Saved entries
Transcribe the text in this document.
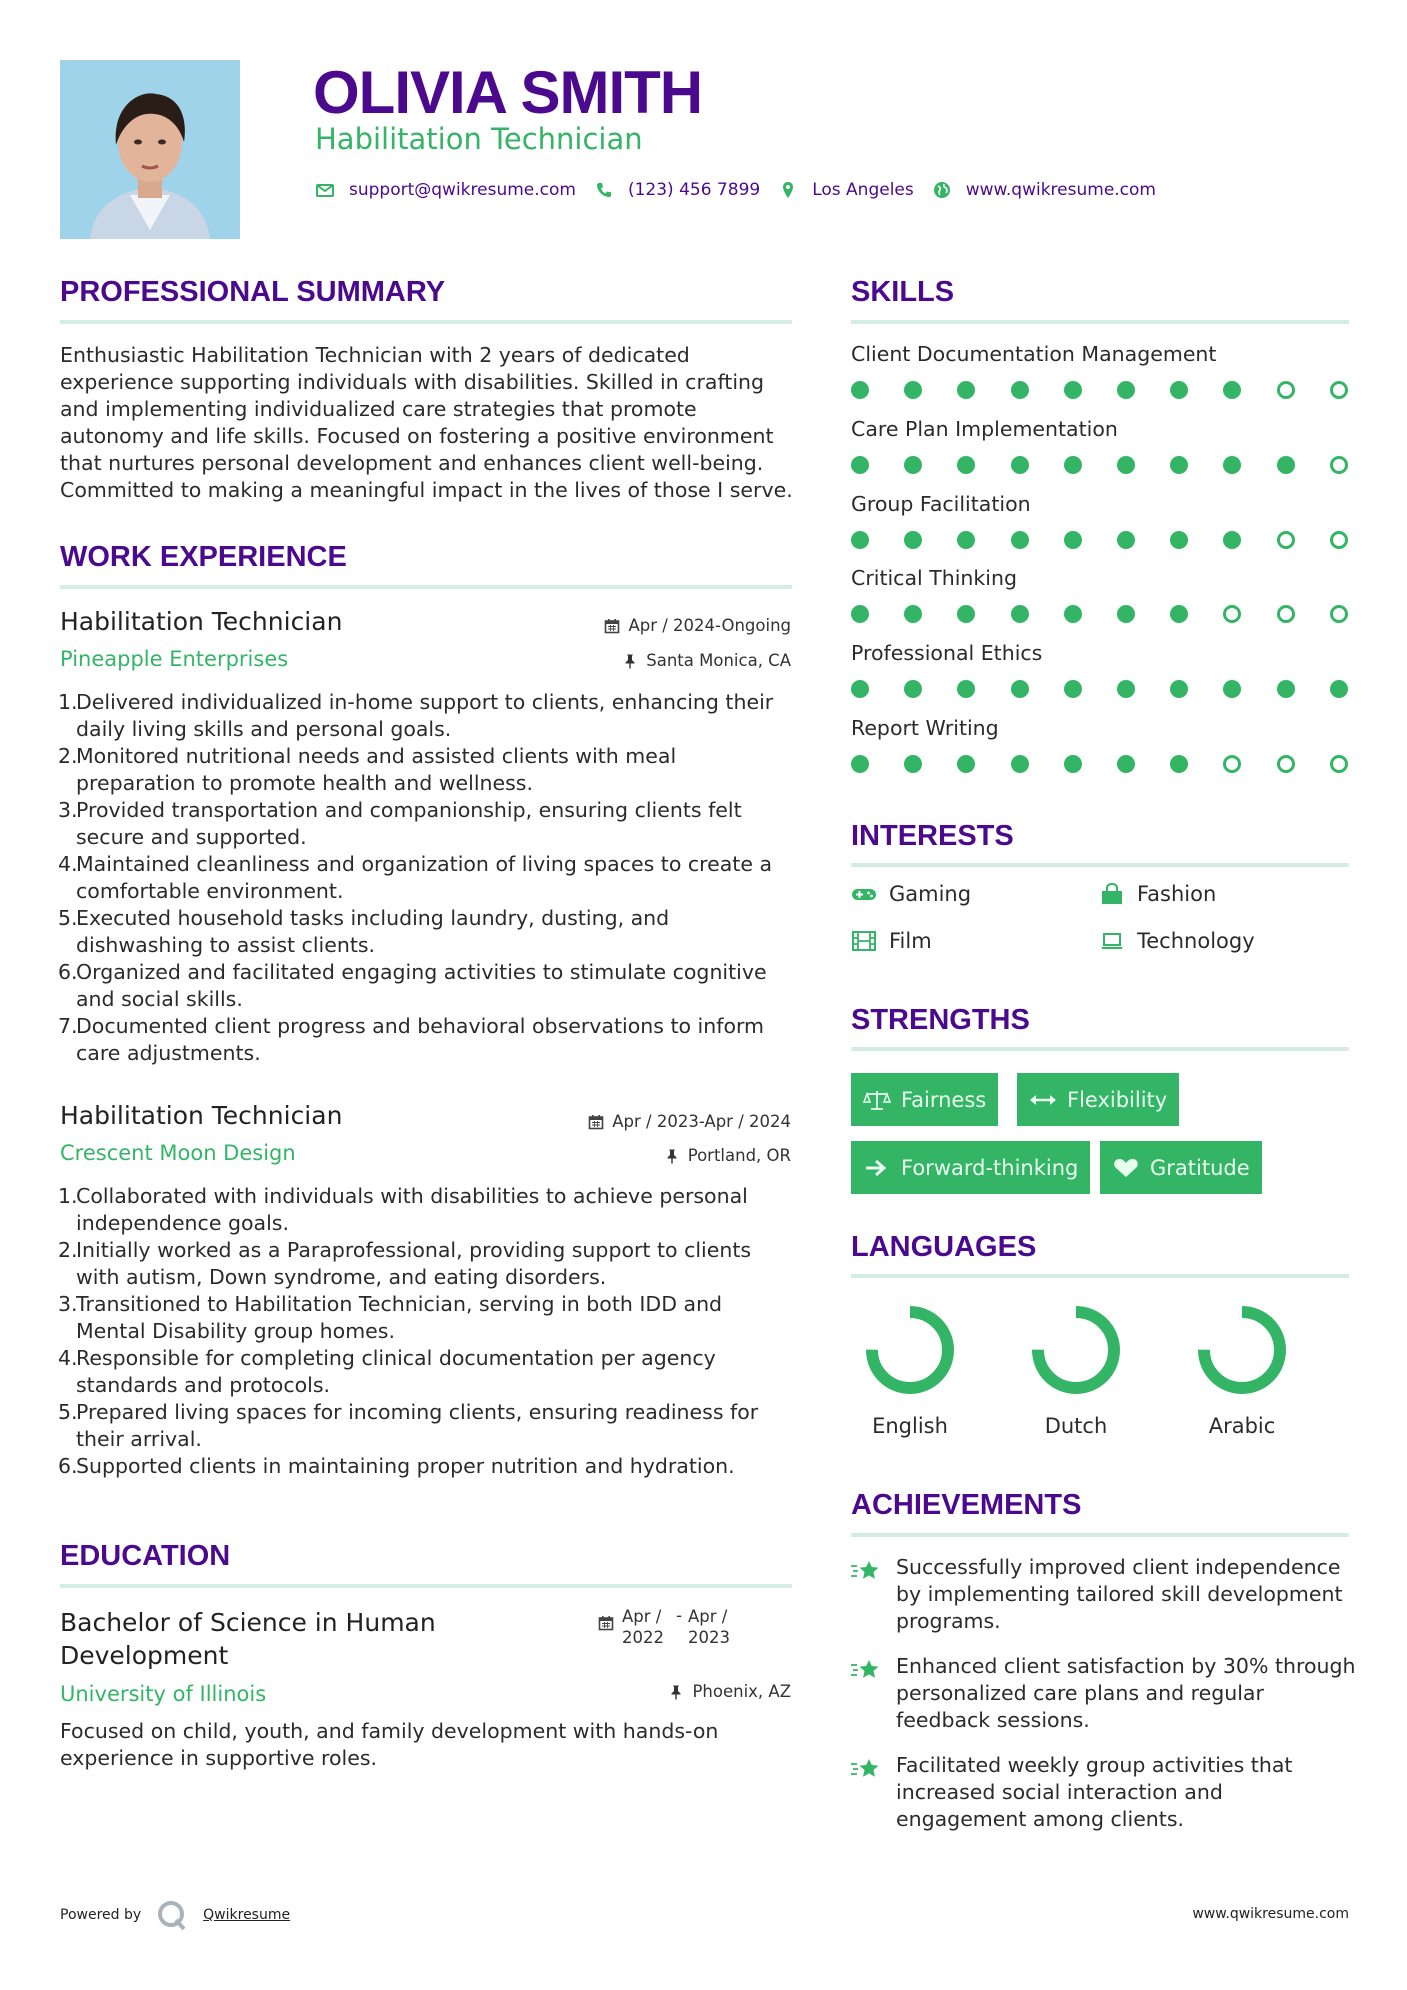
OLIVIA SMITH
Habilitation Technician
support@qwikresume.com	(123) 456 7899	Los Angeles	www.qwikresume.com
PROFESSIONAL SUMMARY
Enthusiastic Habilitation Technician with 2 years of dedicated experience supporting individuals with disabilities. Skilled in crafting and implementing individualized care strategies that promote autonomy and life skills. Focused on fostering a positive environment that nurtures personal development and enhances client well-being. Committed to making a meaningful impact in the lives of those I serve.
WORK EXPERIENCE
Habilitation Technician	Apr / 2024-Ongoing
Pineapple Enterprises	Santa Monica, CA
1.
Delivered individualized in-home support to clients, enhancing their daily living skills and personal goals.
2.
Monitored nutritional needs and assisted clients with meal preparation to promote health and wellness.
3.
Provided transportation and companionship, ensuring clients felt secure and supported.
4.
Maintained cleanliness and organization of living spaces to create a comfortable environment.
5.
Executed household tasks including laundry, dusting, and dishwashing to assist clients.
6.
Organized and facilitated engaging activities to stimulate cognitive and social skills.
7.
Documented client progress and behavioral observations to inform care adjustments.
Habilitation Technician	Apr / 2023-Apr / 2024
Crescent Moon Design	Portland, OR
1.
Collaborated with individuals with disabilities to achieve personal independence goals.
2.
Initially worked as a Paraprofessional, providing support to clients with autism, Down syndrome, and eating disorders.
3.
Transitioned to Habilitation Technician, serving in both IDD and Mental Disability group homes.
4.
Responsible for completing clinical documentation per agency standards and protocols.
5.
Prepared living spaces for incoming clients, ensuring readiness for their arrival.
6.
Supported clients in maintaining proper nutrition and hydration.
EDUCATION
Bachelor of Science in Human Development
Apr / 2022
- Apr / 2023
University of Illinois	Phoenix, AZ
Focused on child, youth, and family development with hands-on experience in supportive roles.
SKILLS
Client Documentation Management
Care Plan Implementation
Group Facilitation
Critical Thinking
Professional Ethics
Report Writing
INTERESTS
Gaming	Fashion
Film	Technology
STRENGTHS
Fairness	Flexibility
Forward-thinking	Gratitude
LANGUAGES
English	Dutch	Arabic
ACHIEVEMENTS
Successfully improved client independence by implementing tailored skill development programs.
Enhanced client satisfaction by 30% through personalized care plans and regular feedback sessions.
Facilitated weekly group activities that increased social interaction and engagement among clients.
Powered by	Qwikresume	www.qwikresume.com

What you have to do:
Reproduce the material above in full, exactly, with no images.

Result of this exercise:
Transcribe the text in this document.
OLIVIA SMITH
Habilitation Technician
support@qwikresume.com	(123) 456 7899	Los Angeles	www.qwikresume.com
PROFESSIONAL SUMMARY
Enthusiastic Habilitation Technician with 2 years of dedicated experience supporting individuals with disabilities. Skilled in crafting and implementing individualized care strategies that promote autonomy and life skills. Focused on fostering a positive environment that nurtures personal development and enhances client well-being. Committed to making a meaningful impact in the lives of those I serve.
WORK EXPERIENCE
Habilitation Technician	Apr / 2024-Ongoing
Pineapple Enterprises	Santa Monica, CA
1.
Delivered individualized in-home support to clients, enhancing their daily living skills and personal goals.
2.
Monitored nutritional needs and assisted clients with meal preparation to promote health and wellness.
3.
Provided transportation and companionship, ensuring clients felt secure and supported.
4.
Maintained cleanliness and organization of living spaces to create a comfortable environment.
5.
Executed household tasks including laundry, dusting, and dishwashing to assist clients.
6.
Organized and facilitated engaging activities to stimulate cognitive and social skills.
7.
Documented client progress and behavioral observations to inform care adjustments.
Habilitation Technician	Apr / 2023-Apr / 2024
Crescent Moon Design	Portland, OR
1.
Collaborated with individuals with disabilities to achieve personal independence goals.
2.
Initially worked as a Paraprofessional, providing support to clients with autism, Down syndrome, and eating disorders.
3.
Transitioned to Habilitation Technician, serving in both IDD and Mental Disability group homes.
4.
Responsible for completing clinical documentation per agency standards and protocols.
5.
Prepared living spaces for incoming clients, ensuring readiness for their arrival.
6.
Supported clients in maintaining proper nutrition and hydration.
EDUCATION
Bachelor of Science in Human Development
Apr / 2022
- Apr / 2023
University of Illinois	Phoenix, AZ
Focused on child, youth, and family development with hands-on experience in supportive roles.
SKILLS
Client Documentation Management
Care Plan Implementation
Group Facilitation
Critical Thinking
Professional Ethics
Report Writing
INTERESTS
Gaming	Fashion
Film	Technology
STRENGTHS
Fairness	Flexibility
Forward-thinking	Gratitude
LANGUAGES
English	Dutch	Arabic
ACHIEVEMENTS
Successfully improved client independence by implementing tailored skill development programs.
Enhanced client satisfaction by 30% through personalized care plans and regular feedback sessions.
Facilitated weekly group activities that increased social interaction and engagement among clients.
Powered by	Qwikresume	www.qwikresume.com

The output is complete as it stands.